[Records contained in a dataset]
BEGIN

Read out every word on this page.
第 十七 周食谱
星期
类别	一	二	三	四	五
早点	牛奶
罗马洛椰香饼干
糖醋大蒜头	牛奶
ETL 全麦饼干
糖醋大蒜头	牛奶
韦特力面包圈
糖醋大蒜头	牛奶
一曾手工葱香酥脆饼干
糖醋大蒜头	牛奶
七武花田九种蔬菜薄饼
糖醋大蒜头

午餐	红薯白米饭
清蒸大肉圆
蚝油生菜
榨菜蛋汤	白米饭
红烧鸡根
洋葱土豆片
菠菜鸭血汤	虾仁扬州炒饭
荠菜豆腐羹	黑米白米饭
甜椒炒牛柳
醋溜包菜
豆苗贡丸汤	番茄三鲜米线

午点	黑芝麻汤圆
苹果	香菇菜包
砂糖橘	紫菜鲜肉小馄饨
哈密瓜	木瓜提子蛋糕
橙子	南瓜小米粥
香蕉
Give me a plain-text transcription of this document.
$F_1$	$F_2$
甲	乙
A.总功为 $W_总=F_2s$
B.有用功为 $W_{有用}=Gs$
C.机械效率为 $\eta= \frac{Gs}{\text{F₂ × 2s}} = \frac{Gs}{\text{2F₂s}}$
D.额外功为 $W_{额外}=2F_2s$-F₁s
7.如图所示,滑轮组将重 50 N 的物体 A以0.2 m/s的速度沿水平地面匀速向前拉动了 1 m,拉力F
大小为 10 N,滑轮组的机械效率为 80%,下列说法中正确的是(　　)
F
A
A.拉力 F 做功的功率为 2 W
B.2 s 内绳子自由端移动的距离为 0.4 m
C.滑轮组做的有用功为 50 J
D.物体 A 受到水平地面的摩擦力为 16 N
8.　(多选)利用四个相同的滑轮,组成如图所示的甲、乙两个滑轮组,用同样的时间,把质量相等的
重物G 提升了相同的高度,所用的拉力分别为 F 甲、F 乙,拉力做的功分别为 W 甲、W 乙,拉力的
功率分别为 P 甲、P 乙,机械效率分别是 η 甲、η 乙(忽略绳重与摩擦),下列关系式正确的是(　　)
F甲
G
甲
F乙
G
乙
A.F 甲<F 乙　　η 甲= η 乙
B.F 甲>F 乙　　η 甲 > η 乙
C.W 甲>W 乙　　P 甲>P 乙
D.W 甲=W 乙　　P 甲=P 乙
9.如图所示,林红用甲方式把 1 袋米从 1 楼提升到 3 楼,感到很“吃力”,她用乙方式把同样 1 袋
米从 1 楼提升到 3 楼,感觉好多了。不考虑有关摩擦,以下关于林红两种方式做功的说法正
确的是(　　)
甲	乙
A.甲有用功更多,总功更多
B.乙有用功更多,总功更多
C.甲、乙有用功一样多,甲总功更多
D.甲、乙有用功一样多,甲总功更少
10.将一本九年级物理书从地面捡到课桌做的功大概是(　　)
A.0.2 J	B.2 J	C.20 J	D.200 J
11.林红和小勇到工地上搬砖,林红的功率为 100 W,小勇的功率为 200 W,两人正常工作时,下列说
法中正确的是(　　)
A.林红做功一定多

END

*What the task requires*:
Please reproduce all of the entries exactly as they stand.

*Answer to this problem*:
Read out every word on this page.
第 十七 周食谱
星期
类别	一	二	三	四	五
早点	牛奶
罗马洛椰香饼干
糖醋大蒜头	牛奶
ETL 全麦饼干
糖醋大蒜头	牛奶
韦特力面包圈
糖醋大蒜头	牛奶
一曾手工葱香酥脆饼干
糖醋大蒜头	牛奶
七武花田九种蔬菜薄饼
糖醋大蒜头

午餐	红薯白米饭
清蒸大肉圆
蚝油生菜
榨菜蛋汤	白米饭
红烧鸡根
洋葱土豆片
菠菜鸭血汤	虾仁扬州炒饭
荠菜豆腐羹	黑米白米饭
甜椒炒牛柳
醋溜包菜
豆苗贡丸汤	番茄三鲜米线

午点	黑芝麻汤圆
苹果	香菇菜包
砂糖橘	紫菜鲜肉小馄饨
哈密瓜	木瓜提子蛋糕
橙子	南瓜小米粥
香蕉
Give me a plain-text transcription of this document.
$F_1$	$F_2$
甲	乙
A.总功为 $W_总=F_2s$
B.有用功为 $W_{有用}=Gs$
C.机械效率为 $\eta= \frac{Gs}{\text{F₂ × 2s}} = \frac{Gs}{\text{2F₂s}}$
D.额外功为 $W_{额外}=2F_2s$-F₁s
7.如图所示,滑轮组将重 50 N 的物体 A以0.2 m/s的速度沿水平地面匀速向前拉动了 1 m,拉力F
大小为 10 N,滑轮组的机械效率为 80%,下列说法中正确的是(　　)
F
A
A.拉力 F 做功的功率为 2 W
B.2 s 内绳子自由端移动的距离为 0.4 m
C.滑轮组做的有用功为 50 J
D.物体 A 受到水平地面的摩擦力为 16 N
8.　(多选)利用四个相同的滑轮,组成如图所示的甲、乙两个滑轮组,用同样的时间,把质量相等的
重物G 提升了相同的高度,所用的拉力分别为 F 甲、F 乙,拉力做的功分别为 W 甲、W 乙,拉力的
功率分别为 P 甲、P 乙,机械效率分别是 η 甲、η 乙(忽略绳重与摩擦),下列关系式正确的是(　　)
F甲
G
甲
F乙
G
乙
A.F 甲<F 乙　　η 甲= η 乙
B.F 甲>F 乙　　η 甲 > η 乙
C.W 甲>W 乙　　P 甲>P 乙
D.W 甲=W 乙　　P 甲=P 乙
9.如图所示,林红用甲方式把 1 袋米从 1 楼提升到 3 楼,感到很“吃力”,她用乙方式把同样 1 袋
米从 1 楼提升到 3 楼,感觉好多了。不考虑有关摩擦,以下关于林红两种方式做功的说法正
确的是(　　)
甲	乙
A.甲有用功更多,总功更多
B.乙有用功更多,总功更多
C.甲、乙有用功一样多,甲总功更多
D.甲、乙有用功一样多,甲总功更少
10.将一本九年级物理书从地面捡到课桌做的功大概是(　　)
A.0.2 J	B.2 J	C.20 J	D.200 J
11.林红和小勇到工地上搬砖,林红的功率为 100 W,小勇的功率为 200 W,两人正常工作时,下列说
法中正确的是(　　)
A.林红做功一定多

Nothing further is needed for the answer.